#### Work instruction A:
Set down the portion of the passage on Gujarat's housing ladder between "The chapter argues, in" and "an ethical argument.", inclusive, reproducing it word for word.
#### Work instruction B:
Using the passage on Gujarat's housing ladder, answer the following:
(i) What occupies the top rung of the ladder?
(ii) Which Act provides the housing for construction workers listed on the bottom rungs?
(iii) What economic ambition of Gujarat does the passage mention?
#### Work instruction C:
According to the passage on Gujarat's housing ladder, why does the chapter treat inclusion as a precondition for Gujarat's economic transformation rather than a soft outcome? Answer in one to three sentences.

START Provided text

The chapter’s central image is a housing ladder — a visual catalogue of the policies Gujarat has built up:

  • Bottom rungs: BOCW Act housing for construction workers, NULM urban homeless shelters
  • Middle rungs: Slum upgrade and Resettlement & Rehabilitation, PMAY-U’s Affordable Rental Housing Complexes (ARHCs)
  • Upper rungs: Gujarat Housing Board public stock, inclusionary RAH (Residential Affordable Housing) zones
  • Top rung: Private market housing

The ladder exists. The question is whether someone can move up it.

The chapter argues, in effect, that inclusion is not a soft outcome to be bolted onto urban policy — it is a precondition for the kind of economic transformation Gujarat is reaching for. Inclusive planning, it suggests, raises the productivity of human capital, accelerates economic development, and helps Gujarat reach its USD 1 trillion ambition. It is a pragmatic frame for an ethical argument.

END Provided text
START Given records

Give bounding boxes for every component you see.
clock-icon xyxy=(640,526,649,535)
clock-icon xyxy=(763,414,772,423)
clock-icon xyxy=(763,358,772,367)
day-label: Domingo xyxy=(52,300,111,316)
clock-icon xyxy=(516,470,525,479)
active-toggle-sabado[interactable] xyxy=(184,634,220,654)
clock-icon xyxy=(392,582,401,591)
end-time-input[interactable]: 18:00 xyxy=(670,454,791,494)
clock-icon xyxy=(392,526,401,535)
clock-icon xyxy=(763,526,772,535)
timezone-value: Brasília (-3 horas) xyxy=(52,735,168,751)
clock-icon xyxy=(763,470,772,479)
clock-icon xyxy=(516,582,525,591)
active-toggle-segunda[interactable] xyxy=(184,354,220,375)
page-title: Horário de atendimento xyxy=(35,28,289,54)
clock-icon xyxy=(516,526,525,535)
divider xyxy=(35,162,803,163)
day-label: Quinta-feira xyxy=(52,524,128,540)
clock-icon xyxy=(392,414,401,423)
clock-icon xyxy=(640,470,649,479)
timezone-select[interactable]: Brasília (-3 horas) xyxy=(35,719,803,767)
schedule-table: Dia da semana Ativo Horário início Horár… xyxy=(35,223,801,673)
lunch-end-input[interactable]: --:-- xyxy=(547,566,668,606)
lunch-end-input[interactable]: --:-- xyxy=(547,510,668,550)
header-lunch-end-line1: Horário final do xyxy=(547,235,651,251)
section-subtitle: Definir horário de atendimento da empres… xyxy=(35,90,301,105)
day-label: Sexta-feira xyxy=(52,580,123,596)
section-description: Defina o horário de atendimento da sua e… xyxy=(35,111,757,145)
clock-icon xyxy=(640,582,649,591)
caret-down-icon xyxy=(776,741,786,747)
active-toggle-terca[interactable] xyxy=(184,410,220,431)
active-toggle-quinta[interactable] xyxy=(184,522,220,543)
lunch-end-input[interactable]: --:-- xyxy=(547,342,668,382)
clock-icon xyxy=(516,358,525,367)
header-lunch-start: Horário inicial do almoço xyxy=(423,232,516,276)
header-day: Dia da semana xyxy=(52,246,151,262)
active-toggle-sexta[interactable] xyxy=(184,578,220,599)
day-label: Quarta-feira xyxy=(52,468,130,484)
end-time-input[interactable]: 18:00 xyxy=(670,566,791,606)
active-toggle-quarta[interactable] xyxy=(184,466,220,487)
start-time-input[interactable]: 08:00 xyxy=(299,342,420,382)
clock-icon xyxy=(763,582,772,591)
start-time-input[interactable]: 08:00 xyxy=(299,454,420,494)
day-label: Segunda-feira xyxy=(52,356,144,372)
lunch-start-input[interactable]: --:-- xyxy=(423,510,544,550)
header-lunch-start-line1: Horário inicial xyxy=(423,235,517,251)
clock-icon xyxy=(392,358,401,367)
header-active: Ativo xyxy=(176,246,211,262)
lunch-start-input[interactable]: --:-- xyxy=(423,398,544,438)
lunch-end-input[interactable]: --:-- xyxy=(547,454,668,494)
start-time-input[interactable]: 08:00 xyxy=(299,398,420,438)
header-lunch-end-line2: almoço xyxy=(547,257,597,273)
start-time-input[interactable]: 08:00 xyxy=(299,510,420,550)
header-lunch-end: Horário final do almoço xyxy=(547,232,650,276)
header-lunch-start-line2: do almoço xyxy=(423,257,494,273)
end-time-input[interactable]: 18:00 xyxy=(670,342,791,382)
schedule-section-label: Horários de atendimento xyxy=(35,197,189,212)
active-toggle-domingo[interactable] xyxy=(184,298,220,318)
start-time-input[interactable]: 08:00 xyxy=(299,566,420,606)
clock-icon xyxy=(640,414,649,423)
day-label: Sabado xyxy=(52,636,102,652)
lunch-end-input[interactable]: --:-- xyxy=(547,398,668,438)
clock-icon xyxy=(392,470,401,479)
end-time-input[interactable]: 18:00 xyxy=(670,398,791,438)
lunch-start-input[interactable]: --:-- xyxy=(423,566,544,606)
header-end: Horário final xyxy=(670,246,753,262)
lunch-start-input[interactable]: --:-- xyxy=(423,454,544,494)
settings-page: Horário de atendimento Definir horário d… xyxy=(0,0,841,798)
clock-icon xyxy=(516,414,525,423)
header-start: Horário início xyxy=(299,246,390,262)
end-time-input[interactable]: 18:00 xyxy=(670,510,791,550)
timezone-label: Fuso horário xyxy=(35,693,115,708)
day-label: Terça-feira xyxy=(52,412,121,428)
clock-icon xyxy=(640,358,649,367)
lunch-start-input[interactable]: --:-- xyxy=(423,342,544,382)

END Given records

#### Response A:
The chapter argues, in effect, that inclusion is not a soft outcome to be bolted onto urban policy — it is a precondition for the kind of economic transformation Gujarat is reaching for. Inclusive planning, it suggests, raises the productivity of human capital, accelerates economic development, and helps Gujarat reach its USD 1 trillion ambition. It is a pragmatic frame for an ethical argument.

#### Response B:
(i) Private market housing.
(ii) The BOCW Act.
(iii) A USD 1 trillion ambition.

#### Response C:
The chapter suggests that inclusive planning raises the productivity of human capital and accelerates economic development. It also presents such planning as helping Gujarat reach its USD 1 trillion ambition.